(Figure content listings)

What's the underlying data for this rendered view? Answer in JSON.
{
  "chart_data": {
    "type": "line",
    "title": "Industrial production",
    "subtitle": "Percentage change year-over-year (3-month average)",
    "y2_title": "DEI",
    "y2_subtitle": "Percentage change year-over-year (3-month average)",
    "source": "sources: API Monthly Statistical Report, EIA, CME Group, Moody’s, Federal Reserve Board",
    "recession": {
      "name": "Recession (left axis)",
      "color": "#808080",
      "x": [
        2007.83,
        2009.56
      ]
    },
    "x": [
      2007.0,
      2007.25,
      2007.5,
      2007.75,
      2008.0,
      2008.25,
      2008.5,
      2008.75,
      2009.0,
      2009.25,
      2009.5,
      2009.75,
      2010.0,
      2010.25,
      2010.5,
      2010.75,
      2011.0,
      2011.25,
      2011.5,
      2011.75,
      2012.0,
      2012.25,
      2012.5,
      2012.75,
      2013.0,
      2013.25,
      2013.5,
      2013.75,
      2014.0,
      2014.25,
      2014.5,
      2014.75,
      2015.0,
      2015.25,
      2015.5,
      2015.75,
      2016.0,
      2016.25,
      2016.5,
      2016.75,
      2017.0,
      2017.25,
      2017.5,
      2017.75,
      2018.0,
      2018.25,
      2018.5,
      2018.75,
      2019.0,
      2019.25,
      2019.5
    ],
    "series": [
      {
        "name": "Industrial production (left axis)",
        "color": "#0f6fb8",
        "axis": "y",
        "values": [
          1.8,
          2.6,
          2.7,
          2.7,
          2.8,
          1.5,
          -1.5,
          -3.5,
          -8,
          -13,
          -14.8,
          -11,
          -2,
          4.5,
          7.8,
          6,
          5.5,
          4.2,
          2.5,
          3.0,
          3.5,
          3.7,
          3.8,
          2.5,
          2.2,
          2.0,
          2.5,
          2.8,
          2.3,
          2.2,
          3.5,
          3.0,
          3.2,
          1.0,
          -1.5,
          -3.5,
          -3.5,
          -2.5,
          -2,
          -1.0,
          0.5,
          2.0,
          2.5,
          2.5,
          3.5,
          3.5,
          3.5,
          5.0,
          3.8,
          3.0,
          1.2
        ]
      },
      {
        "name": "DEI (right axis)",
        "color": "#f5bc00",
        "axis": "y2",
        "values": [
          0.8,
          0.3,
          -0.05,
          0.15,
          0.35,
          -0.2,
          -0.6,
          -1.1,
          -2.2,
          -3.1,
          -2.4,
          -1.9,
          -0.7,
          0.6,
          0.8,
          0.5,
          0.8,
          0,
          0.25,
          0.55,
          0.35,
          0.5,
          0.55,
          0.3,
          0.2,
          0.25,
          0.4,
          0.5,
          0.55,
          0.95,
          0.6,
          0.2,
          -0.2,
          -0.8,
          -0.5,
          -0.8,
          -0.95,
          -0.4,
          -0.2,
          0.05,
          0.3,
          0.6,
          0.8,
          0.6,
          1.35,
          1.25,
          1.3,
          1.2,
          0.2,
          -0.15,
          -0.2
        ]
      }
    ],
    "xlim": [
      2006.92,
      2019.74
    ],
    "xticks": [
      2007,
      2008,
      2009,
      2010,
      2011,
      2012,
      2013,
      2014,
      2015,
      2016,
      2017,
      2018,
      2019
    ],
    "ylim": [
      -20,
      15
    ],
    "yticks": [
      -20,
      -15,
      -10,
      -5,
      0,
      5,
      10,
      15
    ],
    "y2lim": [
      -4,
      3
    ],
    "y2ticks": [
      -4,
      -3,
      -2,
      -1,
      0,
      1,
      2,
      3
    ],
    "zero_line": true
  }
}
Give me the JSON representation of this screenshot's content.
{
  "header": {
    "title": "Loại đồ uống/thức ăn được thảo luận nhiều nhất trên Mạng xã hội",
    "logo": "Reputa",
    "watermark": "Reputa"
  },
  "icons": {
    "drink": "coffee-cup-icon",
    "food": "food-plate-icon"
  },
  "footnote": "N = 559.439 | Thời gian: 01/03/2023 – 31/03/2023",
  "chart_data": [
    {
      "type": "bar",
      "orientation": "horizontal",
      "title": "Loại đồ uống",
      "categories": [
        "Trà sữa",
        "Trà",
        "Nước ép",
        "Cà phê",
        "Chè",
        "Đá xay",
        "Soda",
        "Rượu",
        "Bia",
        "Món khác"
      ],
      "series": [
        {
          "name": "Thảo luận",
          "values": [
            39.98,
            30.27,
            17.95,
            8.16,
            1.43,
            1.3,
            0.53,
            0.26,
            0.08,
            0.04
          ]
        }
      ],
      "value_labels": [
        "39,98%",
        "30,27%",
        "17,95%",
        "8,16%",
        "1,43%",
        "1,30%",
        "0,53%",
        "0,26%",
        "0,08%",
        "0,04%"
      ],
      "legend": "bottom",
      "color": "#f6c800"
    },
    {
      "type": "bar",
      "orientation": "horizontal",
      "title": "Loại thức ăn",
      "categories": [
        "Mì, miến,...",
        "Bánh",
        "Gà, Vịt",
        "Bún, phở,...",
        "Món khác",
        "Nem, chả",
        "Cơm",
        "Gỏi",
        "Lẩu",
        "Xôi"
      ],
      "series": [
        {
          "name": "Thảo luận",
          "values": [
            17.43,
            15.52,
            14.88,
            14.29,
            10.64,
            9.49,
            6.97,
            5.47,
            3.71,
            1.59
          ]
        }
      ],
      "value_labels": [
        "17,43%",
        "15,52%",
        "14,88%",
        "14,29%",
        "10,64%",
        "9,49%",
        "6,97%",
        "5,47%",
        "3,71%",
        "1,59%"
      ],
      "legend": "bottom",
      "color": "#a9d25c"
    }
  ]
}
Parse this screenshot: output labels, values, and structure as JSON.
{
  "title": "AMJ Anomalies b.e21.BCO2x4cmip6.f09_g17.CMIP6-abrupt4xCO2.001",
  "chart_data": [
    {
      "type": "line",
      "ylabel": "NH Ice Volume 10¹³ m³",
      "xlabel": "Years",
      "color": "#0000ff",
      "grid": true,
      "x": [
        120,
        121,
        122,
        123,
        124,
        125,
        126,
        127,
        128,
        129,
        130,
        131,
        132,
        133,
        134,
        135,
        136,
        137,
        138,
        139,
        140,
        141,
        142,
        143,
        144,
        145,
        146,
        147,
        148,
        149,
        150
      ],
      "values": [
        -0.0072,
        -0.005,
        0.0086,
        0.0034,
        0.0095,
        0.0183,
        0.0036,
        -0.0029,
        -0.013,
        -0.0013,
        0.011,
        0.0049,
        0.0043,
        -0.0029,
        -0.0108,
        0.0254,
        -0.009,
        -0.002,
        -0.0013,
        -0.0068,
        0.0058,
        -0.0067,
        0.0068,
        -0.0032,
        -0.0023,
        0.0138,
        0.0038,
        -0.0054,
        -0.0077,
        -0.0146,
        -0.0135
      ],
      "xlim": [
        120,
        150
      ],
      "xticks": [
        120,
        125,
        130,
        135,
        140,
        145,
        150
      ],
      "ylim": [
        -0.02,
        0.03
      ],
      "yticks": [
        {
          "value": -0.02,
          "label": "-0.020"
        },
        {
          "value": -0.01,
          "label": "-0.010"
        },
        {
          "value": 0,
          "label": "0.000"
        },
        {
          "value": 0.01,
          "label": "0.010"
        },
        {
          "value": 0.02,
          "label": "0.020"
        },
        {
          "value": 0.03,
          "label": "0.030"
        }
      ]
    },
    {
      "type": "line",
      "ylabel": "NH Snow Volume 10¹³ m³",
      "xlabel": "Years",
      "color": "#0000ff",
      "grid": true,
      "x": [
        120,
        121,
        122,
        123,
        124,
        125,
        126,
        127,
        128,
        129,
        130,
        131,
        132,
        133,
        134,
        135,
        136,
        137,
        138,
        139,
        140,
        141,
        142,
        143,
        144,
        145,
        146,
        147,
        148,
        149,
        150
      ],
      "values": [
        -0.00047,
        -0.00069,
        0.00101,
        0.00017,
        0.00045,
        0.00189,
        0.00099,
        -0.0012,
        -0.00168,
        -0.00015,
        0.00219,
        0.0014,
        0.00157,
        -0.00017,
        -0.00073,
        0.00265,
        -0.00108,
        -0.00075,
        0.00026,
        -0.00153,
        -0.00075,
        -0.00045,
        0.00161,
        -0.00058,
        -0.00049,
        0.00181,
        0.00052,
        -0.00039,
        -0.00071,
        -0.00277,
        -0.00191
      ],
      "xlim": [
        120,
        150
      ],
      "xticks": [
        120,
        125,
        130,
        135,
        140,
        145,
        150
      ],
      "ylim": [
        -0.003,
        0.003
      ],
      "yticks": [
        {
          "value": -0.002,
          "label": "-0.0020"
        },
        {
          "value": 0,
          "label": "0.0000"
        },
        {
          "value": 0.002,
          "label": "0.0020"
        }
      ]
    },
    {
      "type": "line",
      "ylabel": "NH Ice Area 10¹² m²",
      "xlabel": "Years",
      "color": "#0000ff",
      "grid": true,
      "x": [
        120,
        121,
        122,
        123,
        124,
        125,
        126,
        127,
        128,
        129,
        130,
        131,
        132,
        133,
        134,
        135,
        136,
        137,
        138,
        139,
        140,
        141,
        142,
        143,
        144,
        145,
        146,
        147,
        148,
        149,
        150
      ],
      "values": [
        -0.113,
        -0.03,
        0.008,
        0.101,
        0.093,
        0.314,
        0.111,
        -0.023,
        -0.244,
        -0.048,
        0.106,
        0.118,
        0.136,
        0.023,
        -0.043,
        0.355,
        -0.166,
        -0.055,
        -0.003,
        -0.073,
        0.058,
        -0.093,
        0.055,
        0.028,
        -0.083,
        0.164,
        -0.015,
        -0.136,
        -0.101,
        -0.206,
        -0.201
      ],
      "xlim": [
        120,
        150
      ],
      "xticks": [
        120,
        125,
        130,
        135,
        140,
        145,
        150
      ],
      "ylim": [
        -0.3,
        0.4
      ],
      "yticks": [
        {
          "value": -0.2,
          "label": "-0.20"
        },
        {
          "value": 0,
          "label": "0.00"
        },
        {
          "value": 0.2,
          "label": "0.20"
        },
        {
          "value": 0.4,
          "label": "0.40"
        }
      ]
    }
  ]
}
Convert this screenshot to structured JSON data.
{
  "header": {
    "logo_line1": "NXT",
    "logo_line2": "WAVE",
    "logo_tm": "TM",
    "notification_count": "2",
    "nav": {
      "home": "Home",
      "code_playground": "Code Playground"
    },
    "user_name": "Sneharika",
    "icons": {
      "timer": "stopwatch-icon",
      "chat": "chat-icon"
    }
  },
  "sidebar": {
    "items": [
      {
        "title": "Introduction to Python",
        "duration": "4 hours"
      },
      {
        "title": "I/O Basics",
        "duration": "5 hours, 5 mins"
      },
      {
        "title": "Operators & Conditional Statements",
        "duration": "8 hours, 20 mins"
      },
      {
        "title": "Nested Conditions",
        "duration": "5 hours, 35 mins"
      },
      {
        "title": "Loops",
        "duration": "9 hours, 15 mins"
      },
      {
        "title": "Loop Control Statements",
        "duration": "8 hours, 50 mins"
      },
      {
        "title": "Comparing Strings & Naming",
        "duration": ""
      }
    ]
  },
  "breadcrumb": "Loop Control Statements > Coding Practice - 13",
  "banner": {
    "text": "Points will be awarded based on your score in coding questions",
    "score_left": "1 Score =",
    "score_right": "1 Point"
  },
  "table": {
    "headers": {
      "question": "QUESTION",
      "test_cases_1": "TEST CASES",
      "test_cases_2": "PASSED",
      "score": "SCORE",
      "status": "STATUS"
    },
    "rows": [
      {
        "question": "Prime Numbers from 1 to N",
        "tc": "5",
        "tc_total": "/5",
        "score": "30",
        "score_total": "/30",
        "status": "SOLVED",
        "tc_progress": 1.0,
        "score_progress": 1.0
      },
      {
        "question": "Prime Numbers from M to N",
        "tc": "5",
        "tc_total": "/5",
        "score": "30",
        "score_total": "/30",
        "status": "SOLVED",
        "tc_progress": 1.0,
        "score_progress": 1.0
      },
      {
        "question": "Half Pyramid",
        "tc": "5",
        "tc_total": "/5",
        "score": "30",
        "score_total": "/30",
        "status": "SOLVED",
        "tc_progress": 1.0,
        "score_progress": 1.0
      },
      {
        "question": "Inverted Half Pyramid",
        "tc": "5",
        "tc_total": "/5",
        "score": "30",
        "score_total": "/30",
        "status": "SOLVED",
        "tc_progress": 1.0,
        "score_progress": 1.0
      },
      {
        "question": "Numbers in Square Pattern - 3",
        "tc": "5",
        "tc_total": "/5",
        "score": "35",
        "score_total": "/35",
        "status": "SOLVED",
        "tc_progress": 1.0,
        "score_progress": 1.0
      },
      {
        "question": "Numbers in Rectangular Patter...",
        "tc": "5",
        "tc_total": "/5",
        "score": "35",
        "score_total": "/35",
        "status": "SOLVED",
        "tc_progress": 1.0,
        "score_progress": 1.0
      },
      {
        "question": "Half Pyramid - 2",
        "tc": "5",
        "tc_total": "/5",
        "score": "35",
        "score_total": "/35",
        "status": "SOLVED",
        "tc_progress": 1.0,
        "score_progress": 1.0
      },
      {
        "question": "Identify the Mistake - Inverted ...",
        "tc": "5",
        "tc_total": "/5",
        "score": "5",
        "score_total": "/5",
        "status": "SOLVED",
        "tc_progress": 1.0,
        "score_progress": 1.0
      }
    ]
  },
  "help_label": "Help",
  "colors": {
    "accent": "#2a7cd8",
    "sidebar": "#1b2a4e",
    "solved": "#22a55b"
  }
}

Aim of the exercise - Copy each line of the listing that contains the string "JSON".

Final result -
What's the underlying data for this rendered view? Answer in JSON.
Give me the JSON representation of this screenshot's content.
Parse this screenshot: output labels, values, and structure as JSON.
Convert this screenshot to structured JSON data.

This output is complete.